#### [OBJECTIVE]
Each line of the material below that holds the word "Alois" needs to be copied.

[Some records]
####

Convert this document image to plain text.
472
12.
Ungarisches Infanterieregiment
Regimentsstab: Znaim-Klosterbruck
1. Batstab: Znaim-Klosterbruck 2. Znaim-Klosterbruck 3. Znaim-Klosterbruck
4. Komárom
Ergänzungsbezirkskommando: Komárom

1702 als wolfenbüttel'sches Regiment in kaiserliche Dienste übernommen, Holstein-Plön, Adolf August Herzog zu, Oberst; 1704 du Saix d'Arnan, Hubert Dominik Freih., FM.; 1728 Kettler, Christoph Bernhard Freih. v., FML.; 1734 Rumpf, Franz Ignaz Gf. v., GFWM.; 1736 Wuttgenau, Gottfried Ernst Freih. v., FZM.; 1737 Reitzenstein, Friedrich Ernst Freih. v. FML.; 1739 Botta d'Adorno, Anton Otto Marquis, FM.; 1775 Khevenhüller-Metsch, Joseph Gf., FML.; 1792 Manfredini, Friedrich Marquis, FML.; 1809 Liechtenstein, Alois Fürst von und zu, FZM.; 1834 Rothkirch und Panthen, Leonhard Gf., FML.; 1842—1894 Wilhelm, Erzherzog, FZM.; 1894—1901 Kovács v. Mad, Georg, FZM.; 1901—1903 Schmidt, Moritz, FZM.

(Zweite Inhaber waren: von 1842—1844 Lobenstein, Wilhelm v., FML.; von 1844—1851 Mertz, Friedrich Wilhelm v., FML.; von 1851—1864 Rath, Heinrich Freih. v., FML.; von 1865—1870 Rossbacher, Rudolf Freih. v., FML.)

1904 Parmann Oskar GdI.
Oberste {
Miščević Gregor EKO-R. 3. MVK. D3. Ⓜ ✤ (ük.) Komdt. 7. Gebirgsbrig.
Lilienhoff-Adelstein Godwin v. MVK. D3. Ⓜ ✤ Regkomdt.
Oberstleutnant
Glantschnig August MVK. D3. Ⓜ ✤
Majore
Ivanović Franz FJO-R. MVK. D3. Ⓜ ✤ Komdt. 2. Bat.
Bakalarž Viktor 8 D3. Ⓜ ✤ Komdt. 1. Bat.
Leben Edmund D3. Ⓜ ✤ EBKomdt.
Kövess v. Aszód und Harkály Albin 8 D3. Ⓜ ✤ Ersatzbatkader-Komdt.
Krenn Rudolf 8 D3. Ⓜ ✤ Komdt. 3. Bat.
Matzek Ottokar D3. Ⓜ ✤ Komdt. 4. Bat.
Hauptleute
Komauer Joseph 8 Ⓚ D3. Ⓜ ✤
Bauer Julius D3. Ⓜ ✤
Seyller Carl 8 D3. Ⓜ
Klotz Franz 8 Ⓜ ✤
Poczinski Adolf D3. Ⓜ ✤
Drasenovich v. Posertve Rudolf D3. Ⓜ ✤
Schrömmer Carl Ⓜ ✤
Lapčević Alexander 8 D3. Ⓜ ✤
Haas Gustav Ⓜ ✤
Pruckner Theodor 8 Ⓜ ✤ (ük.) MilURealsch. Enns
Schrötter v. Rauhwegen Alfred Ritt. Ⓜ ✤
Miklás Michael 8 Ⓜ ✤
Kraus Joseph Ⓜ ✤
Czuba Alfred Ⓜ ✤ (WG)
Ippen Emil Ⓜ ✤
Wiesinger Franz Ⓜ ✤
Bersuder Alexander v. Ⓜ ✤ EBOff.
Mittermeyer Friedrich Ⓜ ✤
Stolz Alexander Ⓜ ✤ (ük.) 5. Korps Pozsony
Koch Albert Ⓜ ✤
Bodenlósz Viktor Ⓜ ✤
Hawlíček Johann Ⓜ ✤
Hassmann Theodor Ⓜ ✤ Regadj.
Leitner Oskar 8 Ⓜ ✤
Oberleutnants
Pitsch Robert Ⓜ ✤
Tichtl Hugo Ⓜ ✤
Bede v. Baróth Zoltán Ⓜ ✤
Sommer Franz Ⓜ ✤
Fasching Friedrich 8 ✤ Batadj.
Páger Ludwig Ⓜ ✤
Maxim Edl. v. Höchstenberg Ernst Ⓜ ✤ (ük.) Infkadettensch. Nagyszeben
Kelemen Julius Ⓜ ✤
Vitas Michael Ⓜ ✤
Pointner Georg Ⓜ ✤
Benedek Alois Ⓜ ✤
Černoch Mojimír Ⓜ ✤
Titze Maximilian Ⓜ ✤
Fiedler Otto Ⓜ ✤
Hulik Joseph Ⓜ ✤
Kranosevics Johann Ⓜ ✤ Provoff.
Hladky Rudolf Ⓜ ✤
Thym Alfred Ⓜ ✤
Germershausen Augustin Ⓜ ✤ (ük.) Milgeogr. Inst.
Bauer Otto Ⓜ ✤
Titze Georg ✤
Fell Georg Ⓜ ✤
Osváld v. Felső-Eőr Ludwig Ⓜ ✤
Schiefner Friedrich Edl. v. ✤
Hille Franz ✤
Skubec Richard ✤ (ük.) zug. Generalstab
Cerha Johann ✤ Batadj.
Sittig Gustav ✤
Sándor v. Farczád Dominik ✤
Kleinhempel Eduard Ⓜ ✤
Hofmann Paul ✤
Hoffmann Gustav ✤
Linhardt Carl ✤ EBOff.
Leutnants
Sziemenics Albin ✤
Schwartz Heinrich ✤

####

#### [ANSWER BELOW]
1702 als wolfenbüttel'sches Regiment in kaiserliche Dienste übernommen, Holstein-Plön, Adolf August Herzog zu, Oberst; 1704 du Saix d'Arnan, Hubert Dominik Freih., FM.; 1728 Kettler, Christoph Bernhard Freih. v., FML.; 1734 Rumpf, Franz Ignaz Gf. v., GFWM.; 1736 Wuttgenau, Gottfried Ernst Freih. v., FZM.; 1737 Reitzenstein, Friedrich Ernst Freih. v. FML.; 1739 Botta d'Adorno, Anton Otto Marquis, FM.; 1775 Khevenhüller-Metsch, Joseph Gf., FML.; 1792 Manfredini, Friedrich Marquis, FML.; 1809 Liechtenstein, Alois Fürst von und zu, FZM.; 1834 Rothkirch und Panthen, Leonhard Gf., FML.; 1842—1894 Wilhelm, Erzherzog, FZM.; 1894—1901 Kovács v. Mad, Georg, FZM.; 1901—1903 Schmidt, Moritz, FZM.
Benedek Alois Ⓜ ✤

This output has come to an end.